=== TASK TO CARRY OUT ===
Your task is to output the listing word for word, with pictures excluded.

Dataset excerpt:
———

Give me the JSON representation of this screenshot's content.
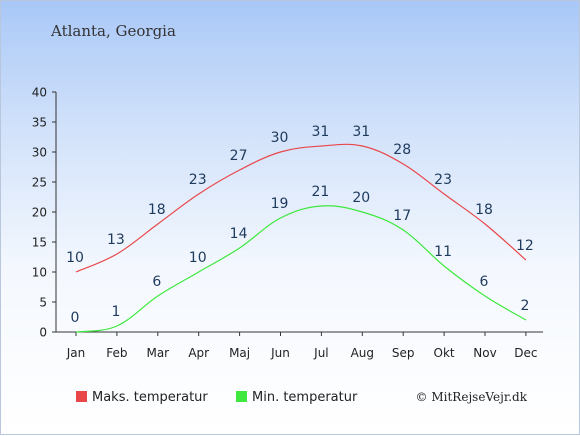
{
  "header": {
    "title": "Atlanta, Georgia"
  },
  "chart_data": {
    "type": "line",
    "categories": [
      "Jan",
      "Feb",
      "Mar",
      "Apr",
      "Maj",
      "Jun",
      "Jul",
      "Aug",
      "Sep",
      "Okt",
      "Nov",
      "Dec"
    ],
    "ylim": [
      0,
      40
    ],
    "yticks": [
      0,
      5,
      10,
      15,
      20,
      25,
      30,
      35,
      40
    ],
    "grid": false,
    "legend_position": "bottom",
    "series": [
      {
        "name": "Maks. temperatur",
        "color": "#e8474a",
        "values": [
          10,
          13,
          18,
          23,
          27,
          30,
          31,
          31,
          28,
          23,
          18,
          12
        ]
      },
      {
        "name": "Min. temperatur",
        "color": "#3ee83e",
        "values": [
          0,
          1,
          6,
          10,
          14,
          19,
          21,
          20,
          17,
          11,
          6,
          2
        ]
      }
    ]
  },
  "footer": {
    "credit": "© MitRejseVejr.dk"
  }
}
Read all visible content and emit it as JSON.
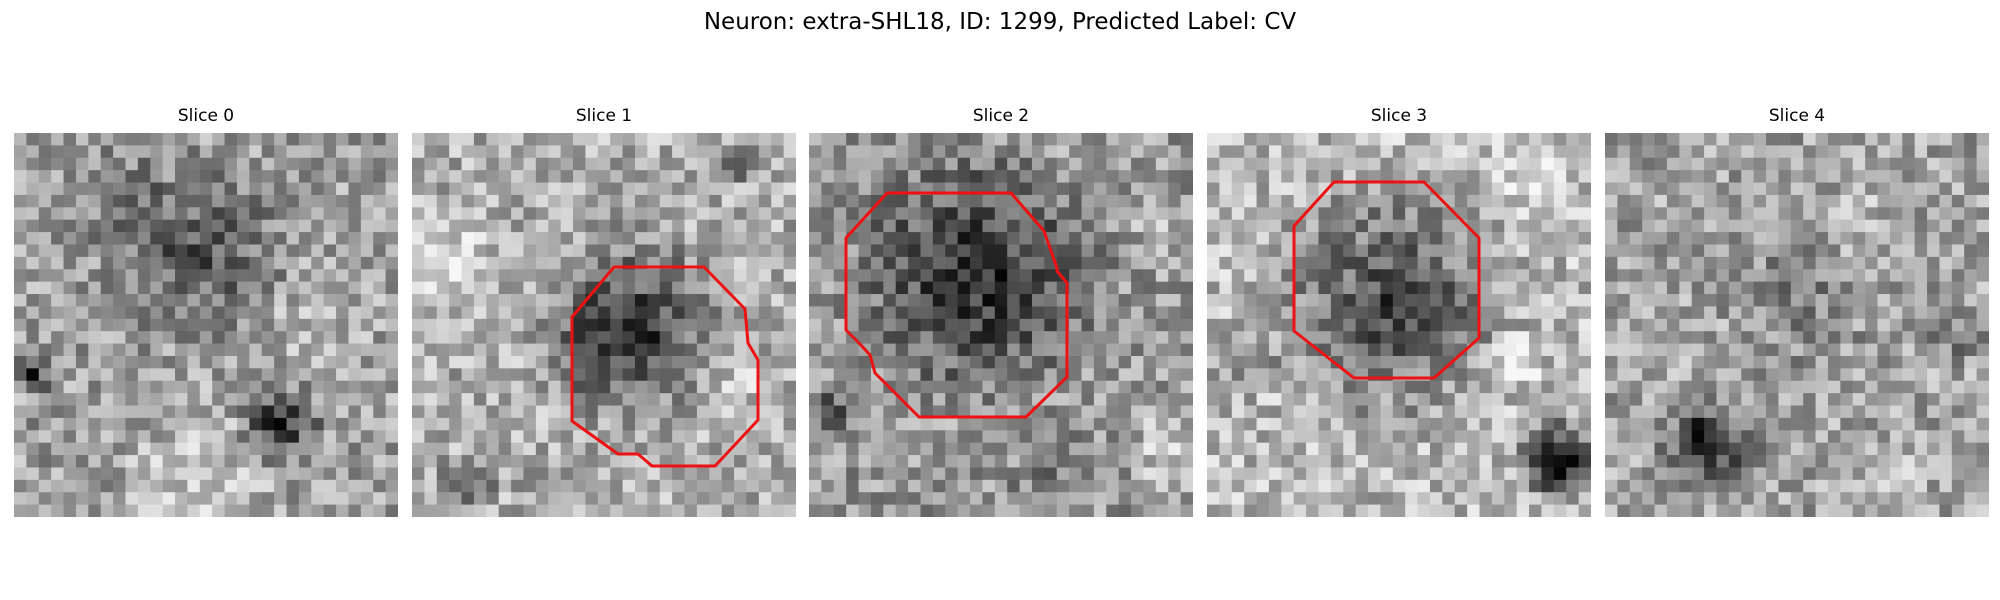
{
  "figure": {
    "title": "Neuron: extra-SHL18, ID: 1299, Predicted Label: CV"
  },
  "slices": [
    {
      "label": "Slice 0",
      "has_contour": false
    },
    {
      "label": "Slice 1",
      "has_contour": true
    },
    {
      "label": "Slice 2",
      "has_contour": true
    },
    {
      "label": "Slice 3",
      "has_contour": true
    },
    {
      "label": "Slice 4",
      "has_contour": false
    }
  ],
  "colors": {
    "contour": "#ee1111",
    "background": "#ffffff"
  }
}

———

=== ANSWER TO THIS EXERCISE ===
Give me the JSON representation of this screenshot's content.
{
  "header": {
    "title": "Atlanta, Georgia"
  },
  "chart_data": {
    "type": "line",
    "categories": [
      "Jan",
      "Feb",
      "Mar",
      "Apr",
      "Maj",
      "Jun",
      "Jul",
      "Aug",
      "Sep",
      "Okt",
      "Nov",
      "Dec"
    ],
    "ylim": [
      0,
      40
    ],
    "yticks": [
      0,
      5,
      10,
      15,
      20,
      25,
      30,
      35,
      40
    ],
    "grid": false,
    "legend_position": "bottom",
    "series": [
      {
        "name": "Maks. temperatur",
        "color": "#e8474a",
        "values": [
          10,
          13,
          18,
          23,
          27,
          30,
          31,
          31,
          28,
          23,
          18,
          12
        ]
      },
      {
        "name": "Min. temperatur",
        "color": "#3ee83e",
        "values": [
          0,
          1,
          6,
          10,
          14,
          19,
          21,
          20,
          17,
          11,
          6,
          2
        ]
      }
    ]
  },
  "footer": {
    "credit": "© MitRejseVejr.dk"
  }
}
Read all visible content and emit it as JSON.
{
  "figure": {
    "title": "Neuron: extra-SHL18, ID: 1299, Predicted Label: CV"
  },
  "slices": [
    {
      "label": "Slice 0",
      "has_contour": false
    },
    {
      "label": "Slice 1",
      "has_contour": true
    },
    {
      "label": "Slice 2",
      "has_contour": true
    },
    {
      "label": "Slice 3",
      "has_contour": true
    },
    {
      "label": "Slice 4",
      "has_contour": false
    }
  ],
  "colors": {
    "contour": "#ee1111",
    "background": "#ffffff"
  }
}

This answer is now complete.